(Boxed element entries)
==================================================

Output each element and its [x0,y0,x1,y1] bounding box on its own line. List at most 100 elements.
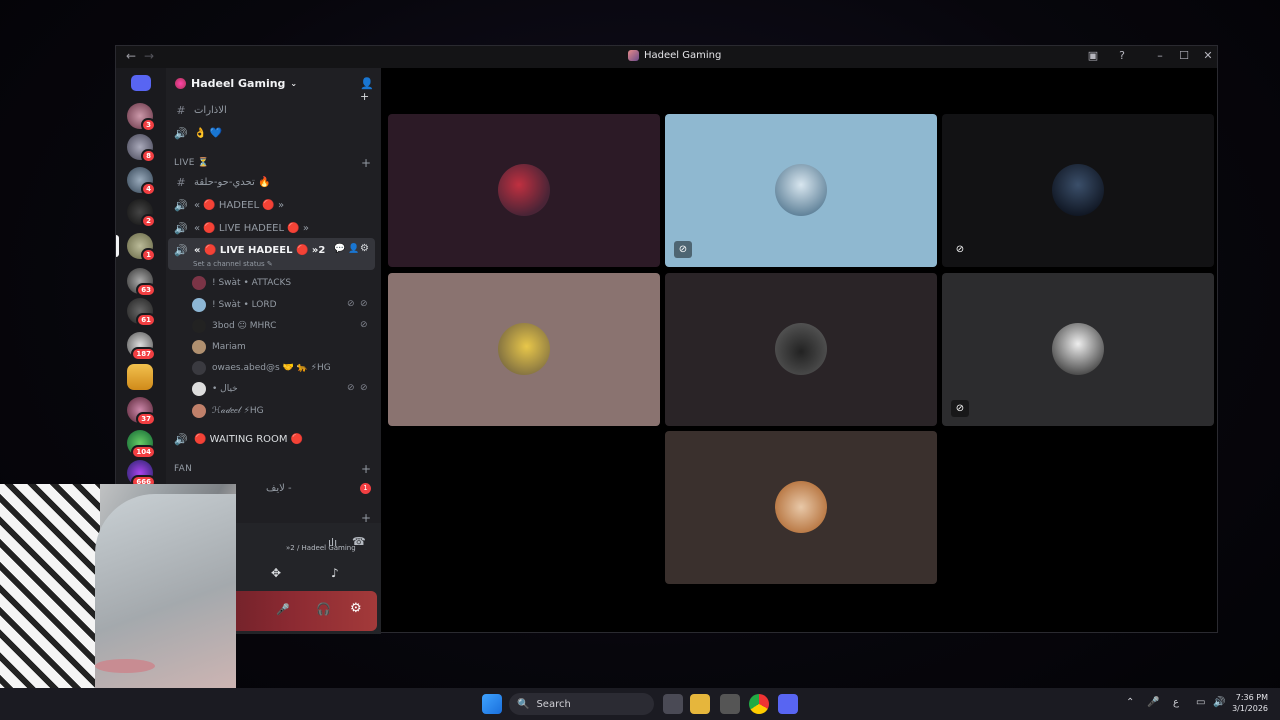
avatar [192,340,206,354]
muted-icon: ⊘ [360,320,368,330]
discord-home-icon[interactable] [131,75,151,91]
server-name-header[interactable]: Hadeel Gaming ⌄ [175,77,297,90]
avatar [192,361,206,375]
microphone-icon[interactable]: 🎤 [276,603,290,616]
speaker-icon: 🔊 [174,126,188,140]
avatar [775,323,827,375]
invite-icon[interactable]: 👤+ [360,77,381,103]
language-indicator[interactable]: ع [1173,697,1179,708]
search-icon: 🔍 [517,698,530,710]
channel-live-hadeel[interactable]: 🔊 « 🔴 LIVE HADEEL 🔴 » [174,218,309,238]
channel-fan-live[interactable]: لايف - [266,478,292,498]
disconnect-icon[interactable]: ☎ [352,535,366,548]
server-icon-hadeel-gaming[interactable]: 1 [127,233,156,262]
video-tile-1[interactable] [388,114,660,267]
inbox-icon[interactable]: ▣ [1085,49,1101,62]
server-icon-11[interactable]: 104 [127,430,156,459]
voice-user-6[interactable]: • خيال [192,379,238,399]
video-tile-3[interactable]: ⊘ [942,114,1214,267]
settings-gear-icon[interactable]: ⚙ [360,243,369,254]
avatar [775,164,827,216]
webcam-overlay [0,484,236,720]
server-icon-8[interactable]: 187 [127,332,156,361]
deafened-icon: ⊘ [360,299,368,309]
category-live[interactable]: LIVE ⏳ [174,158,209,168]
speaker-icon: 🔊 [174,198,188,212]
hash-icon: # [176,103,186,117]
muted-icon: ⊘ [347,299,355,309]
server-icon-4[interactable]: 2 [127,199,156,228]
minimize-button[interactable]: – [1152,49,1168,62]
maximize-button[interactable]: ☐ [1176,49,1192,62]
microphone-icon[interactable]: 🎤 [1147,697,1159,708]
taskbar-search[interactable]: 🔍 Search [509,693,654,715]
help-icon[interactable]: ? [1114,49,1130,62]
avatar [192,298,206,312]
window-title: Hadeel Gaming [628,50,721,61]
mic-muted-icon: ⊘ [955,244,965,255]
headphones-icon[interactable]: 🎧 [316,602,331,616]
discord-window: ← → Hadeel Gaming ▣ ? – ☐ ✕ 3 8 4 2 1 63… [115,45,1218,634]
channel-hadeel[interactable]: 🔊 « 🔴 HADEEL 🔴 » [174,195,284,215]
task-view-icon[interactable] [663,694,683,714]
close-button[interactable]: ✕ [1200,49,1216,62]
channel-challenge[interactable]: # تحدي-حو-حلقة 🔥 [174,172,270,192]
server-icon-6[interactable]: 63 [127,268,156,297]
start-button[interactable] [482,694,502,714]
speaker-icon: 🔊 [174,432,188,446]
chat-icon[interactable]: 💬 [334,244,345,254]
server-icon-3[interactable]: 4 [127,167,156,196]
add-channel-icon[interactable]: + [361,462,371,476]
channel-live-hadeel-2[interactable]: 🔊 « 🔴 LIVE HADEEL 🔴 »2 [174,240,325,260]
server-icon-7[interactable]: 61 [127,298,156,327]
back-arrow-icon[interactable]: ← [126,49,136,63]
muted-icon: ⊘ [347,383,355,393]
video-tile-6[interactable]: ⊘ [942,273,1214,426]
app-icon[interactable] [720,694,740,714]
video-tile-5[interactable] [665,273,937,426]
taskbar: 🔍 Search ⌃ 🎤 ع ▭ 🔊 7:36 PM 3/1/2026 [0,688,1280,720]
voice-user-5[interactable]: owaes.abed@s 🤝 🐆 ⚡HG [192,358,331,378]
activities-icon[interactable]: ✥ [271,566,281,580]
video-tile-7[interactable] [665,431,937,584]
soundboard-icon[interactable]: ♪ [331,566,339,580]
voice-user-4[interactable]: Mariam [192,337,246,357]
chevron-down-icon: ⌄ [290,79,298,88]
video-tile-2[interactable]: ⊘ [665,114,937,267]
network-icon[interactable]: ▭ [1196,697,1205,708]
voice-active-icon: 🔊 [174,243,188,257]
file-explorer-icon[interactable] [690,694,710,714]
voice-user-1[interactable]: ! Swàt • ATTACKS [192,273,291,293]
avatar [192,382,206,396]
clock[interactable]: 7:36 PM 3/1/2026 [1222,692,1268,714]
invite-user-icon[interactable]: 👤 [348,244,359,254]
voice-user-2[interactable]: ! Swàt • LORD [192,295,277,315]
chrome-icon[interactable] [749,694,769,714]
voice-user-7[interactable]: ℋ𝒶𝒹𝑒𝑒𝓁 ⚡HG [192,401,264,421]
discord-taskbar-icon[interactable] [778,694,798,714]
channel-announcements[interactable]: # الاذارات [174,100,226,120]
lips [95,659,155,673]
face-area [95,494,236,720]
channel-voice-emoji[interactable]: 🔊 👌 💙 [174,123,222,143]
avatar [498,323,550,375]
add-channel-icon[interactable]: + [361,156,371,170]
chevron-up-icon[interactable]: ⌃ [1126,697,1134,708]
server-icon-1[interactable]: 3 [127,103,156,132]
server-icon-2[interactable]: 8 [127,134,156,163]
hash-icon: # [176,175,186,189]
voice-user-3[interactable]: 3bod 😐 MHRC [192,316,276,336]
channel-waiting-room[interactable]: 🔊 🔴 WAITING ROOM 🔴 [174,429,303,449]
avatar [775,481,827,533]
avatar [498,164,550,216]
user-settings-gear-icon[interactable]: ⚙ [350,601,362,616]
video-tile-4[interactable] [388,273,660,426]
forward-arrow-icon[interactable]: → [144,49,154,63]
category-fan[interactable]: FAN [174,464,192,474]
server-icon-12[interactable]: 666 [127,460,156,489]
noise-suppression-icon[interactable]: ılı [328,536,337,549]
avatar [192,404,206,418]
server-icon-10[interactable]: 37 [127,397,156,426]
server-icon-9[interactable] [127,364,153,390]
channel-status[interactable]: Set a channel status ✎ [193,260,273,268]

==================================================

> _Task to carry out_
Can you turn every line of the listing above into a numbered list, dropping any blank lines and leaving the pictures out?

> _Result_
1. Output each element and its [x0,y0,x1,y1] bounding box on its own line. List at most 100 elements.
2. avatar [192,340,206,354]
3. muted-icon: ⊘ [360,320,368,330]
4. discord-home-icon[interactable] [131,75,151,91]
5. server-name-header[interactable]: Hadeel Gaming ⌄ [175,77,297,90]
6. avatar [192,361,206,375]
7. microphone-icon[interactable]: 🎤 [276,603,290,616]
8. speaker-icon: 🔊 [174,126,188,140]
9. avatar [775,323,827,375]
10. invite-icon[interactable]: 👤+ [360,77,381,103]
11. language-indicator[interactable]: ع [1173,697,1179,708]
12. search-icon: 🔍 [517,698,530,710]
13. channel-live-hadeel[interactable]: 🔊 « 🔴 LIVE HADEEL 🔴 » [174,218,309,238]
14. channel-fan-live[interactable]: لايف - [266,478,292,498]
15. disconnect-icon[interactable]: ☎ [352,535,366,548]
16. server-icon-hadeel-gaming[interactable]: 1 [127,233,156,262]
17. video-tile-1[interactable] [388,114,660,267]
18. inbox-icon[interactable]: ▣ [1085,49,1101,62]
19. server-icon-11[interactable]: 104 [127,430,156,459]
20. voice-user-6[interactable]: • خيال [192,379,238,399]
21. video-tile-3[interactable]: ⊘ [942,114,1214,267]
22. settings-gear-icon[interactable]: ⚙ [360,243,369,254]
23. avatar [775,164,827,216]
24. webcam-overlay [0,484,236,720]
25. server-icon-8[interactable]: 187 [127,332,156,361]
26. deafened-icon: ⊘ [360,299,368,309]
27. category-live[interactable]: LIVE ⏳ [174,158,209,168]
28. speaker-icon: 🔊 [174,198,188,212]
29. hash-icon: # [176,103,186,117]
30. muted-icon: ⊘ [347,299,355,309]
31. server-icon-4[interactable]: 2 [127,199,156,228]
32. minimize-button[interactable]: – [1152,49,1168,62]
33. maximize-button[interactable]: ☐ [1176,49,1192,62]
34. microphone-icon[interactable]: 🎤 [1147,697,1159,708]
35. taskbar-search[interactable]: 🔍 Search [509,693,654,715]
36. help-icon[interactable]: ? [1114,49,1130,62]
37. avatar [192,298,206,312]
38. window-title: Hadeel Gaming [628,50,721,61]
39. mic-muted-icon: ⊘ [955,244,965,255]
40. headphones-icon[interactable]: 🎧 [316,602,331,616]
41. discord-window: ← → Hadeel Gaming ▣ ? – ☐ ✕ 3 8 4 2 1 63… [115,45,1218,634]
42. channel-hadeel[interactable]: 🔊 « 🔴 HADEEL 🔴 » [174,195,284,215]
43. task-view-icon[interactable] [663,694,683,714]
44. close-button[interactable]: ✕ [1200,49,1216,62]
45. channel-challenge[interactable]: # تحدي-حو-حلقة 🔥 [174,172,270,192]
46. server-icon-6[interactable]: 63 [127,268,156,297]
47. start-button[interactable] [482,694,502,714]
48. speaker-icon: 🔊 [174,432,188,446]
49. chat-icon[interactable]: 💬 [334,244,345,254]
50. server-icon-3[interactable]: 4 [127,167,156,196]
51. add-channel-icon[interactable]: + [361,462,371,476]
52. channel-live-hadeel-2[interactable]: 🔊 « 🔴 LIVE HADEEL 🔴 »2 [174,240,325,260]
53. server-icon-7[interactable]: 61 [127,298,156,327]
54. back-arrow-icon[interactable]: ← [126,49,136,63]
55. muted-icon: ⊘ [347,383,355,393]
56. video-tile-6[interactable]: ⊘ [942,273,1214,426]
57. app-icon[interactable] [720,694,740,714]
58. video-tile-5[interactable] [665,273,937,426]
59. taskbar: 🔍 Search ⌃ 🎤 ع ▭ 🔊 7:36 PM 3/1/2026 [0,688,1280,720]
60. voice-user-5[interactable]: owaes.abed@s 🤝 🐆 ⚡HG [192,358,331,378]
61. activities-icon[interactable]: ✥ [271,566,281,580]
62. video-tile-7[interactable] [665,431,937,584]
63. soundboard-icon[interactable]: ♪ [331,566,339,580]
64. voice-user-4[interactable]: Mariam [192,337,246,357]
65. chevron-down-icon: ⌄ [290,79,298,88]
66. video-tile-2[interactable]: ⊘ [665,114,937,267]
67. network-icon[interactable]: ▭ [1196,697,1205,708]
68. voice-active-icon: 🔊 [174,243,188,257]
69. file-explorer-icon[interactable] [690,694,710,714]
70. voice-user-1[interactable]: ! Swàt • ATTACKS [192,273,291,293]
71. avatar [192,382,206,396]
72. clock[interactable]: 7:36 PM 3/1/2026 [1222,692,1268,714]
73. invite-user-icon[interactable]: 👤 [348,244,359,254]
74. voice-user-2[interactable]: ! Swàt • LORD [192,295,277,315]
75. chrome-icon[interactable] [749,694,769,714]
76. voice-user-7[interactable]: ℋ𝒶𝒹𝑒𝑒𝓁 ⚡HG [192,401,264,421]
77. discord-taskbar-icon[interactable] [778,694,798,714]
78. channel-announcements[interactable]: # الاذارات [174,100,226,120]
79. lips [95,659,155,673]
80. face-area [95,494,236,720]
81. channel-voice-emoji[interactable]: 🔊 👌 💙 [174,123,222,143]
82. avatar [498,323,550,375]
83. add-channel-icon[interactable]: + [361,156,371,170]
84. chevron-up-icon[interactable]: ⌃ [1126,697,1134,708]
85. server-icon-1[interactable]: 3 [127,103,156,132]
86. server-icon-2[interactable]: 8 [127,134,156,163]
87. hash-icon: # [176,175,186,189]
88. voice-user-3[interactable]: 3bod 😐 MHRC [192,316,276,336]
89. channel-waiting-room[interactable]: 🔊 🔴 WAITING ROOM 🔴 [174,429,303,449]
90. avatar [775,481,827,533]
91. avatar [498,164,550,216]
92. user-settings-gear-icon[interactable]: ⚙ [350,601,362,616]
93. video-tile-4[interactable] [388,273,660,426]
94. forward-arrow-icon[interactable]: → [144,49,154,63]
95. category-fan[interactable]: FAN [174,464,192,474]
96. server-icon-12[interactable]: 666 [127,460,156,489]
97. noise-suppression-icon[interactable]: ılı [328,536,337,549]
98. avatar [192,404,206,418]
99. server-icon-10[interactable]: 37 [127,397,156,426]
100. server-icon-9[interactable] [127,364,153,390]
101. channel-status[interactable]: Set a channel status ✎ [193,260,273,268]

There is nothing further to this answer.